begin Entries shown

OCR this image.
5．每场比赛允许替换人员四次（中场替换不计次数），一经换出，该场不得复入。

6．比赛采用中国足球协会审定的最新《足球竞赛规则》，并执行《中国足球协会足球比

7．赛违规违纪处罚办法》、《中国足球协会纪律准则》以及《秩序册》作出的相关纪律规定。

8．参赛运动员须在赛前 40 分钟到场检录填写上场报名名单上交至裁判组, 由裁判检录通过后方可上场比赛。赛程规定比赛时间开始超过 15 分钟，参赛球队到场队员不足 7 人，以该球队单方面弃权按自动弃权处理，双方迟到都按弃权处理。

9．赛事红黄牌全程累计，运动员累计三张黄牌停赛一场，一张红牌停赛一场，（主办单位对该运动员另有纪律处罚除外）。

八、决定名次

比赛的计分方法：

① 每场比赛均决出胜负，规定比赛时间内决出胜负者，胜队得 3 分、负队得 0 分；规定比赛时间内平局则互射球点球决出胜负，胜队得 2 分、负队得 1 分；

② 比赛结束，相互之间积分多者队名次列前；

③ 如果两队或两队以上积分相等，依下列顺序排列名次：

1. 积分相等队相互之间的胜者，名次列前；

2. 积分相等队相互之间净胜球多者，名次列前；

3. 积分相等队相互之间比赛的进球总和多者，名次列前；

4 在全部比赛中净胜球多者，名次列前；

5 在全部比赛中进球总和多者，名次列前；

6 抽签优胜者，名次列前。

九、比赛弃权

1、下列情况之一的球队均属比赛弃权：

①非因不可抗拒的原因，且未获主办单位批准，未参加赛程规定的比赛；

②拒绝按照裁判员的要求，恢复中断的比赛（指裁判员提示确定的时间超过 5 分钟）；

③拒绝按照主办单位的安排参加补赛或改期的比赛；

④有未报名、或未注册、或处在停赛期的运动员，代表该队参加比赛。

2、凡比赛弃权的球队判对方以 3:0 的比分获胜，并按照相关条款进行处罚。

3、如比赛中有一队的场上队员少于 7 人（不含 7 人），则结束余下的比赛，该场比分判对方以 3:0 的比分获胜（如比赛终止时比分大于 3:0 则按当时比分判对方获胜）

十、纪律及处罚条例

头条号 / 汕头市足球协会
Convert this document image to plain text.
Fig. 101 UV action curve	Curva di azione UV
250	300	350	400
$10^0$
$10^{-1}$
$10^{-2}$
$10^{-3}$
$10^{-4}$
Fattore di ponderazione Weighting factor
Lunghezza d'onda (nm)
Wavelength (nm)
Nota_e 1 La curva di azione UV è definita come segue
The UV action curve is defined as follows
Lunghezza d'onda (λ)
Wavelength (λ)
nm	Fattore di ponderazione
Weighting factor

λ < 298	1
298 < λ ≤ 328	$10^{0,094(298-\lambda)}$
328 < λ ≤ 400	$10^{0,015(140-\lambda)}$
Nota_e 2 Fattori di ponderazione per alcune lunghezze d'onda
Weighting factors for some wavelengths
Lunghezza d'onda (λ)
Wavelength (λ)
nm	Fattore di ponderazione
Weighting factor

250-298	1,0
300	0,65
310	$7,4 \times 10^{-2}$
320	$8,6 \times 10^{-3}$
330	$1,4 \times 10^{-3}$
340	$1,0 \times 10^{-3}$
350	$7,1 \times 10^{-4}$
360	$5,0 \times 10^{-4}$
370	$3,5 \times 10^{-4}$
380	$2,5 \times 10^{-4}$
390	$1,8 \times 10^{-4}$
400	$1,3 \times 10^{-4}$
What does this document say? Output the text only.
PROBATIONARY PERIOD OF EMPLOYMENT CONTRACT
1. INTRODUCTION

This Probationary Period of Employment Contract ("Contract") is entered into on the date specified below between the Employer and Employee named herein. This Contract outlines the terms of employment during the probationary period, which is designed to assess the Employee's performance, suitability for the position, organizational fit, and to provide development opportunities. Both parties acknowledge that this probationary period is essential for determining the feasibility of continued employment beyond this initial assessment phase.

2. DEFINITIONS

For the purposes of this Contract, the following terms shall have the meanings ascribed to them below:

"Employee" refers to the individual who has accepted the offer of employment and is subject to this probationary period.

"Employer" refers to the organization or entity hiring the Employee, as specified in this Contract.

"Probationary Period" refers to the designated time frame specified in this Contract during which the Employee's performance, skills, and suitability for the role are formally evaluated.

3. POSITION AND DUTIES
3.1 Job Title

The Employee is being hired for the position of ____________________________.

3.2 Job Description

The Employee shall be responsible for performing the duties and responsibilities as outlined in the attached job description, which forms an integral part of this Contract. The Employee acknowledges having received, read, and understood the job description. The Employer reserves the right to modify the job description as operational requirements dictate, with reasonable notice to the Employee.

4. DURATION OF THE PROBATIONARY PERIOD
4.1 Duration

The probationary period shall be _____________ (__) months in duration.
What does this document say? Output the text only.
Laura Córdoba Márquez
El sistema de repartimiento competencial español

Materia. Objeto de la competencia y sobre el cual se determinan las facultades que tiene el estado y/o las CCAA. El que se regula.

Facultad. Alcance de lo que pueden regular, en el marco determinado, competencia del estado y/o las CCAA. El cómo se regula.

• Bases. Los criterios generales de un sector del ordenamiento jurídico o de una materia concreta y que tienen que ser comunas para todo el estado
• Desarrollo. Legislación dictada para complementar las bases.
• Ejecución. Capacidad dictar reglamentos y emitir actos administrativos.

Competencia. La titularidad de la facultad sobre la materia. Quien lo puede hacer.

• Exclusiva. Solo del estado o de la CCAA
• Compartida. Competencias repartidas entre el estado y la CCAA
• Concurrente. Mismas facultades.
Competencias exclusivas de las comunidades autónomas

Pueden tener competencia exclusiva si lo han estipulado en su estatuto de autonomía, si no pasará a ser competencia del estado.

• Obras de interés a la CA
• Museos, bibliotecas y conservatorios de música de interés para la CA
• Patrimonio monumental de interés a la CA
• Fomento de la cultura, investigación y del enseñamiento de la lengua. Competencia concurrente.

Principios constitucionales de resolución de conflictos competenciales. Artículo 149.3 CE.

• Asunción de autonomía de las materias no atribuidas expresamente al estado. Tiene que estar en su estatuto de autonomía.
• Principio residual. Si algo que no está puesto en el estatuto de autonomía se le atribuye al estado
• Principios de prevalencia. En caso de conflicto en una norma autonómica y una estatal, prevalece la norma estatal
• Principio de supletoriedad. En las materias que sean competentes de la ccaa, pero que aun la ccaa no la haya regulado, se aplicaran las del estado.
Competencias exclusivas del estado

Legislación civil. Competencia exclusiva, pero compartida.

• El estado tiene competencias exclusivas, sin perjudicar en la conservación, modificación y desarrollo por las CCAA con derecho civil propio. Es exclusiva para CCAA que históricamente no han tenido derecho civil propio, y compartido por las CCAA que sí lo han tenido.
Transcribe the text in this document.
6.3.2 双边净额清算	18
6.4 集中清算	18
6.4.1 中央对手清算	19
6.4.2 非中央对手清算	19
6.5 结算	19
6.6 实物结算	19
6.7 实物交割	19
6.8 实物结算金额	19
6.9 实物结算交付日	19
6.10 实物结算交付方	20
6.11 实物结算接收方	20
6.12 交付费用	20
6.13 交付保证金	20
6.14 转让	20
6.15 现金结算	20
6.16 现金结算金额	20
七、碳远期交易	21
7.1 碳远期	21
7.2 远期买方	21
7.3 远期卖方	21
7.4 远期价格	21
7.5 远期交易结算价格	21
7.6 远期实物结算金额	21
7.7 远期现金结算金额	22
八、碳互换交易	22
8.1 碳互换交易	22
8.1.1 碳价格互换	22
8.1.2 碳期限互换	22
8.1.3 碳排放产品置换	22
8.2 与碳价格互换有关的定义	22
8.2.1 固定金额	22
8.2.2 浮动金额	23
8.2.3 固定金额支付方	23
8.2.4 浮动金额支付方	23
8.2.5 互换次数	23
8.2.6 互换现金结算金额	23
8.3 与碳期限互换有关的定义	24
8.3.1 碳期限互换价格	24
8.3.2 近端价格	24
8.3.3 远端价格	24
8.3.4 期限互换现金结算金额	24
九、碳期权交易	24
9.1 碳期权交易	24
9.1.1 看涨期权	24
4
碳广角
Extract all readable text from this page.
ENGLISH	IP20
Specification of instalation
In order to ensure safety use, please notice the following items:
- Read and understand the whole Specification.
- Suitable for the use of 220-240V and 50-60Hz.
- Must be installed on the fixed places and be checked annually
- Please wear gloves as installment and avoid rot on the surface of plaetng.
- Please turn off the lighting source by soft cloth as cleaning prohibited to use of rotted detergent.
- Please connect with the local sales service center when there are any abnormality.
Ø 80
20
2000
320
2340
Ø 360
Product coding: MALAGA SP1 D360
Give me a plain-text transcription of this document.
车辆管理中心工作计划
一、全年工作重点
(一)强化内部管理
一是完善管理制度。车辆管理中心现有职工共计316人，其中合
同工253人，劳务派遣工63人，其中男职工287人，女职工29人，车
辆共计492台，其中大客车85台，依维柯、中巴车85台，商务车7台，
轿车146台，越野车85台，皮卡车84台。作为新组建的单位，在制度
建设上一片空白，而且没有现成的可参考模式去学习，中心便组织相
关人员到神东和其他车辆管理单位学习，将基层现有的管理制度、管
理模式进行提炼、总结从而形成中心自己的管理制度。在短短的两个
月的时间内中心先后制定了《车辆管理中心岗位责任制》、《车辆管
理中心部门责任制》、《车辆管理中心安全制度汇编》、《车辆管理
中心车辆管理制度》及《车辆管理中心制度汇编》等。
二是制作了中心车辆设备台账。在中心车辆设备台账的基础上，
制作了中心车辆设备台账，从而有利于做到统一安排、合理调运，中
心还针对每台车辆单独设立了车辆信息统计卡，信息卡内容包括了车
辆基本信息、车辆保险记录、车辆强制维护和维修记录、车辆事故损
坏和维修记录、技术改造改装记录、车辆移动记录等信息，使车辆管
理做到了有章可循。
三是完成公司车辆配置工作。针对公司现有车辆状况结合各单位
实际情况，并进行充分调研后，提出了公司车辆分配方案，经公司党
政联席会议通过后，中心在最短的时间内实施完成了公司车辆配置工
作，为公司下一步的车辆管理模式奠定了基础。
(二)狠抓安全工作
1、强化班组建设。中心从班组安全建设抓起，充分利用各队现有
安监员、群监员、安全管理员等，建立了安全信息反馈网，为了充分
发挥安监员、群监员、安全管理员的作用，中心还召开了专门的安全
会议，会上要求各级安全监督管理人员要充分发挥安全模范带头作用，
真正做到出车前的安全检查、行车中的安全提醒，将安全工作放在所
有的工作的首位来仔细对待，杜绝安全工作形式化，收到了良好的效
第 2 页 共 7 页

end Entries shown

> Job
Filter the listing above by the word "pero"; copy each line that passes.

> The response
• Principio de supletoriedad. En las materias que sean competentes de la ccaa, pero que aun la ccaa no la haya regulado, se aplicaran las del estado.
Legislación civil. Competencia exclusiva, pero compartida.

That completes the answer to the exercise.